§ **AIM**:
Extract all lines containing "this".

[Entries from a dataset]
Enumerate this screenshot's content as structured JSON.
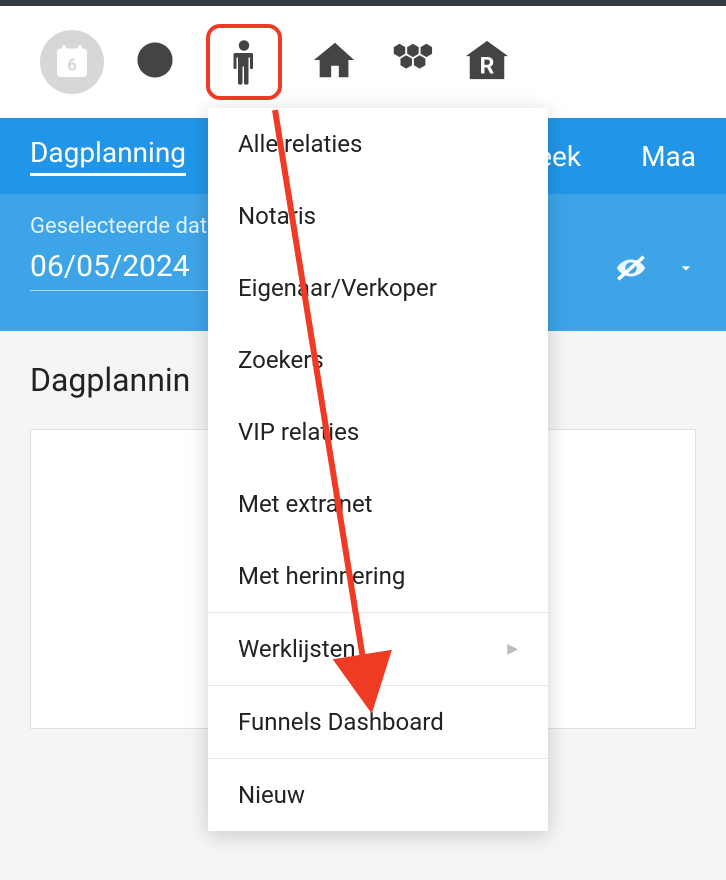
{
  "toolbar": {
    "calendar_date": "6"
  },
  "tabs": {
    "active": "Dagplanning",
    "tab1": "Dagplanning",
    "tab2": "week",
    "tab3": "Maa"
  },
  "date_picker": {
    "label": "Geselecteerde dat",
    "value": "06/05/2024"
  },
  "section_title": "Dagplannin",
  "dropdown": {
    "items": [
      "Alle relaties",
      "Notaris",
      "Eigenaar/Verkoper",
      "Zoekers",
      "VIP relaties",
      "Met extranet",
      "Met herinnering",
      "Werklijsten",
      "Funnels Dashboard",
      "Nieuw"
    ]
  }
}
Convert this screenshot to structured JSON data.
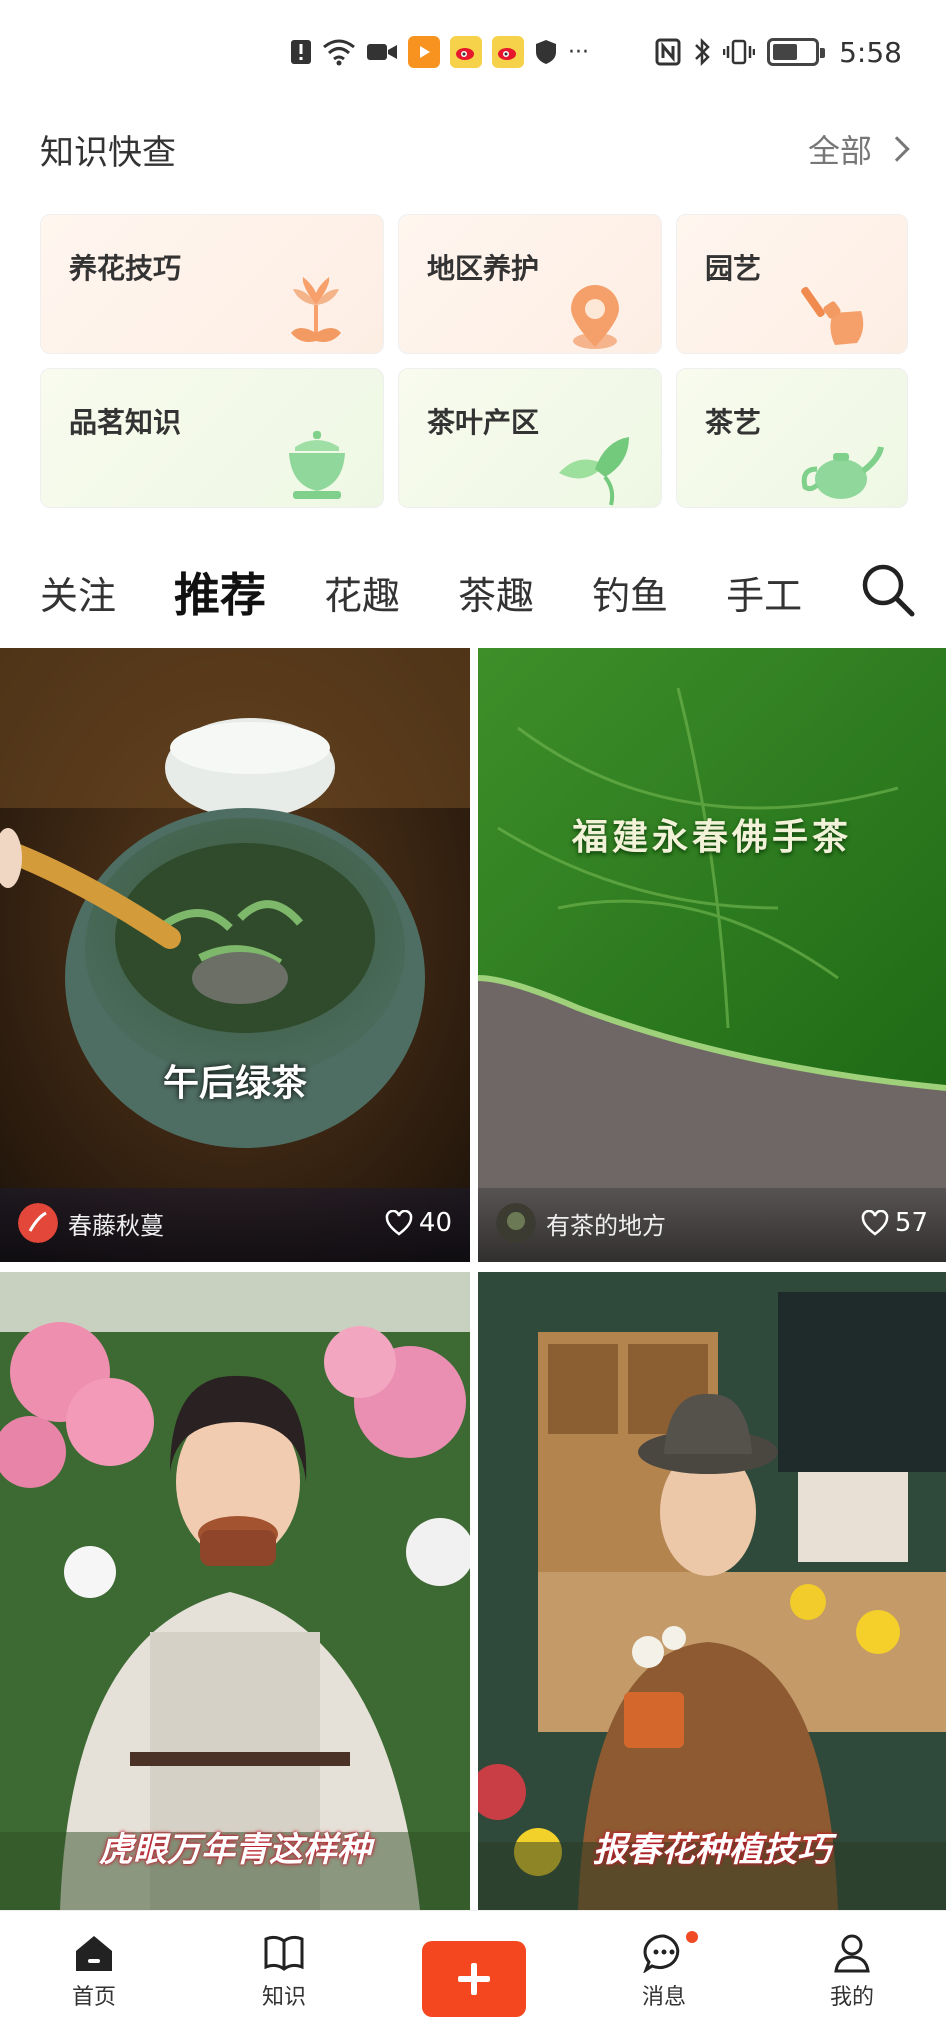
{
  "status_bar": {
    "time": "5:58",
    "more": "···"
  },
  "knowledge": {
    "title": "知识快查",
    "all_label": "全部",
    "cards": [
      {
        "label": "养花技巧",
        "icon": "flower-icon"
      },
      {
        "label": "地区养护",
        "icon": "location-pin-icon"
      },
      {
        "label": "园艺",
        "icon": "shovel-icon"
      },
      {
        "label": "品茗知识",
        "icon": "tea-bowl-icon"
      },
      {
        "label": "茶叶产区",
        "icon": "tea-leaf-icon"
      },
      {
        "label": "茶艺",
        "icon": "teapot-icon"
      }
    ]
  },
  "tabs": [
    "关注",
    "推荐",
    "花趣",
    "茶趣",
    "钓鱼",
    "手工"
  ],
  "active_tab": "推荐",
  "feed": [
    {
      "caption": "午后绿茶",
      "author": "春藤秋蔓",
      "likes": "40"
    },
    {
      "caption": "福建永春佛手茶",
      "author": "有茶的地方",
      "likes": "57"
    },
    {
      "caption": "虎眼万年青这样种"
    },
    {
      "caption": "报春花种植技巧"
    }
  ],
  "nav": {
    "home": "首页",
    "knowledge": "知识",
    "messages": "消息",
    "mine": "我的"
  },
  "colors": {
    "accent": "#f5471f",
    "text": "#333333"
  }
}
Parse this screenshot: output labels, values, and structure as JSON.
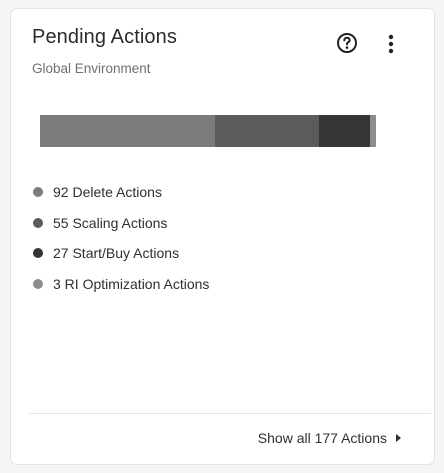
{
  "card": {
    "title": "Pending Actions",
    "subtitle": "Global Environment",
    "help_icon": "help-circle-icon",
    "menu_icon": "more-vertical-icon"
  },
  "breakdown": {
    "items": [
      {
        "label": "92 Delete Actions",
        "value": 92,
        "color": "#7c7c7c"
      },
      {
        "label": "55 Scaling Actions",
        "value": 55,
        "color": "#5b5b5b"
      },
      {
        "label": "27 Start/Buy Actions",
        "value": 27,
        "color": "#353535"
      },
      {
        "label": "3 RI Optimization Actions",
        "value": 3,
        "color": "#8c8c8c"
      }
    ]
  },
  "footer": {
    "link_label": "Show all 177 Actions",
    "link_icon": "caret-right-icon"
  }
}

§ **ANSWER TO THE PROBLEM**:
Enumerate this screenshot's content as structured JSON.
Convert this screenshot to structured JSON data.
Parse this screenshot: output labels, values, and structure as JSON.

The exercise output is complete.